- Input rows
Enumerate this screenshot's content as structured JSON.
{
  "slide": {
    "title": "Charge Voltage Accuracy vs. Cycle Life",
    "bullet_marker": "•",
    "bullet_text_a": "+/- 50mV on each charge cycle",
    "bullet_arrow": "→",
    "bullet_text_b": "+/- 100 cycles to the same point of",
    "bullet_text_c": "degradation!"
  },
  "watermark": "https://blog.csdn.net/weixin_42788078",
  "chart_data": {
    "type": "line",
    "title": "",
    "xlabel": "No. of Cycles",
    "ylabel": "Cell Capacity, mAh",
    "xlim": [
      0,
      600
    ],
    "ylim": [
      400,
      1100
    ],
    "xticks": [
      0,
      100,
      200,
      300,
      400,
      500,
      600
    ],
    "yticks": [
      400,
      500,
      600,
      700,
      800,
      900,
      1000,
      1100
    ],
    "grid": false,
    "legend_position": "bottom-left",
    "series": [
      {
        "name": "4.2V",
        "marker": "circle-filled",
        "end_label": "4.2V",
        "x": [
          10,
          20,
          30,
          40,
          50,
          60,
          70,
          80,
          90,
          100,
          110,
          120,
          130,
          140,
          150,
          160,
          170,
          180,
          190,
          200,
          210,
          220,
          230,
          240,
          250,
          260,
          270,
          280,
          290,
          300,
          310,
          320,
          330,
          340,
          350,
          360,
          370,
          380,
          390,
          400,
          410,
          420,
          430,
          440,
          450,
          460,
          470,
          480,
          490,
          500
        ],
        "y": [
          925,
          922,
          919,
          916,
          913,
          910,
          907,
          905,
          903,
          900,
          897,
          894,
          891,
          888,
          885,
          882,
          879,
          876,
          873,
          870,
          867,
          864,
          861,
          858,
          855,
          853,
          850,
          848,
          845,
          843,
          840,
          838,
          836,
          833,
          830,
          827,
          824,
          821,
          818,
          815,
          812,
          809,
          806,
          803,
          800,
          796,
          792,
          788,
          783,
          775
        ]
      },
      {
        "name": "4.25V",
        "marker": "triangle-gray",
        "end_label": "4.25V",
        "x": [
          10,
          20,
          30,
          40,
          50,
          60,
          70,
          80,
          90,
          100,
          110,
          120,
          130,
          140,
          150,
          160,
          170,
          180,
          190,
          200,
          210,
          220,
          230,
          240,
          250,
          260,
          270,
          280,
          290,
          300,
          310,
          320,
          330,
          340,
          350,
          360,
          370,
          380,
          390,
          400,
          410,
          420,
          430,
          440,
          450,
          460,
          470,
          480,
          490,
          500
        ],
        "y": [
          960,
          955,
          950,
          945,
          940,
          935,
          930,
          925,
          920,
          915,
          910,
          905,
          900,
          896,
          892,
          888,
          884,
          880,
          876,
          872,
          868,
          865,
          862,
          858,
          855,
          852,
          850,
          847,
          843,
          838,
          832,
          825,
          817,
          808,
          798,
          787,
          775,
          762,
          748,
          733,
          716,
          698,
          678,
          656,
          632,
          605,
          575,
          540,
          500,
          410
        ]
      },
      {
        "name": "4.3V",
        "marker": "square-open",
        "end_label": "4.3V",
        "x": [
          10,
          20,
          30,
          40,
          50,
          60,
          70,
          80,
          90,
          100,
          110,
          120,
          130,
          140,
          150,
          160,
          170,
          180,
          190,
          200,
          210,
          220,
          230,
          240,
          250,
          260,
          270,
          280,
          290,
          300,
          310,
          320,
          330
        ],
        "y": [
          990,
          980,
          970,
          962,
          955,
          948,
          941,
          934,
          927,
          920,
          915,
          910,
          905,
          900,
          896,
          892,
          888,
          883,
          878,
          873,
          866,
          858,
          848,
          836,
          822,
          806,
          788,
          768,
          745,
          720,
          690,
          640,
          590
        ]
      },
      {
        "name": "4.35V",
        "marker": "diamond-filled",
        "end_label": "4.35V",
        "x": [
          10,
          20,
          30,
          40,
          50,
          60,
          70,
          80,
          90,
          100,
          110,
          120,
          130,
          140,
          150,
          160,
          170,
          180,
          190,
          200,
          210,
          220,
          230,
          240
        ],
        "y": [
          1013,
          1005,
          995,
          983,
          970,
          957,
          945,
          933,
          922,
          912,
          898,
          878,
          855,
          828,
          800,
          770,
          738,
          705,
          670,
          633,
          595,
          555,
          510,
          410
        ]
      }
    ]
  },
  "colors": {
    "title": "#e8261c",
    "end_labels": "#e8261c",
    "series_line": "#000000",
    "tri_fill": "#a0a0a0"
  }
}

- Work to do
Copy out each record from above, exactly.

- Completed task
Enumerate this screenshot's content as structured JSON.
{
  "slide": {
    "title": "Charge Voltage Accuracy vs. Cycle Life",
    "bullet_marker": "•",
    "bullet_text_a": "+/- 50mV on each charge cycle",
    "bullet_arrow": "→",
    "bullet_text_b": "+/- 100 cycles to the same point of",
    "bullet_text_c": "degradation!"
  },
  "watermark": "https://blog.csdn.net/weixin_42788078",
  "chart_data": {
    "type": "line",
    "title": "",
    "xlabel": "No. of Cycles",
    "ylabel": "Cell Capacity, mAh",
    "xlim": [
      0,
      600
    ],
    "ylim": [
      400,
      1100
    ],
    "xticks": [
      0,
      100,
      200,
      300,
      400,
      500,
      600
    ],
    "yticks": [
      400,
      500,
      600,
      700,
      800,
      900,
      1000,
      1100
    ],
    "grid": false,
    "legend_position": "bottom-left",
    "series": [
      {
        "name": "4.2V",
        "marker": "circle-filled",
        "end_label": "4.2V",
        "x": [
          10,
          20,
          30,
          40,
          50,
          60,
          70,
          80,
          90,
          100,
          110,
          120,
          130,
          140,
          150,
          160,
          170,
          180,
          190,
          200,
          210,
          220,
          230,
          240,
          250,
          260,
          270,
          280,
          290,
          300,
          310,
          320,
          330,
          340,
          350,
          360,
          370,
          380,
          390,
          400,
          410,
          420,
          430,
          440,
          450,
          460,
          470,
          480,
          490,
          500
        ],
        "y": [
          925,
          922,
          919,
          916,
          913,
          910,
          907,
          905,
          903,
          900,
          897,
          894,
          891,
          888,
          885,
          882,
          879,
          876,
          873,
          870,
          867,
          864,
          861,
          858,
          855,
          853,
          850,
          848,
          845,
          843,
          840,
          838,
          836,
          833,
          830,
          827,
          824,
          821,
          818,
          815,
          812,
          809,
          806,
          803,
          800,
          796,
          792,
          788,
          783,
          775
        ]
      },
      {
        "name": "4.25V",
        "marker": "triangle-gray",
        "end_label": "4.25V",
        "x": [
          10,
          20,
          30,
          40,
          50,
          60,
          70,
          80,
          90,
          100,
          110,
          120,
          130,
          140,
          150,
          160,
          170,
          180,
          190,
          200,
          210,
          220,
          230,
          240,
          250,
          260,
          270,
          280,
          290,
          300,
          310,
          320,
          330,
          340,
          350,
          360,
          370,
          380,
          390,
          400,
          410,
          420,
          430,
          440,
          450,
          460,
          470,
          480,
          490,
          500
        ],
        "y": [
          960,
          955,
          950,
          945,
          940,
          935,
          930,
          925,
          920,
          915,
          910,
          905,
          900,
          896,
          892,
          888,
          884,
          880,
          876,
          872,
          868,
          865,
          862,
          858,
          855,
          852,
          850,
          847,
          843,
          838,
          832,
          825,
          817,
          808,
          798,
          787,
          775,
          762,
          748,
          733,
          716,
          698,
          678,
          656,
          632,
          605,
          575,
          540,
          500,
          410
        ]
      },
      {
        "name": "4.3V",
        "marker": "square-open",
        "end_label": "4.3V",
        "x": [
          10,
          20,
          30,
          40,
          50,
          60,
          70,
          80,
          90,
          100,
          110,
          120,
          130,
          140,
          150,
          160,
          170,
          180,
          190,
          200,
          210,
          220,
          230,
          240,
          250,
          260,
          270,
          280,
          290,
          300,
          310,
          320,
          330
        ],
        "y": [
          990,
          980,
          970,
          962,
          955,
          948,
          941,
          934,
          927,
          920,
          915,
          910,
          905,
          900,
          896,
          892,
          888,
          883,
          878,
          873,
          866,
          858,
          848,
          836,
          822,
          806,
          788,
          768,
          745,
          720,
          690,
          640,
          590
        ]
      },
      {
        "name": "4.35V",
        "marker": "diamond-filled",
        "end_label": "4.35V",
        "x": [
          10,
          20,
          30,
          40,
          50,
          60,
          70,
          80,
          90,
          100,
          110,
          120,
          130,
          140,
          150,
          160,
          170,
          180,
          190,
          200,
          210,
          220,
          230,
          240
        ],
        "y": [
          1013,
          1005,
          995,
          983,
          970,
          957,
          945,
          933,
          922,
          912,
          898,
          878,
          855,
          828,
          800,
          770,
          738,
          705,
          670,
          633,
          595,
          555,
          510,
          410
        ]
      }
    ]
  },
  "colors": {
    "title": "#e8261c",
    "end_labels": "#e8261c",
    "series_line": "#000000",
    "tri_fill": "#a0a0a0"
  }
}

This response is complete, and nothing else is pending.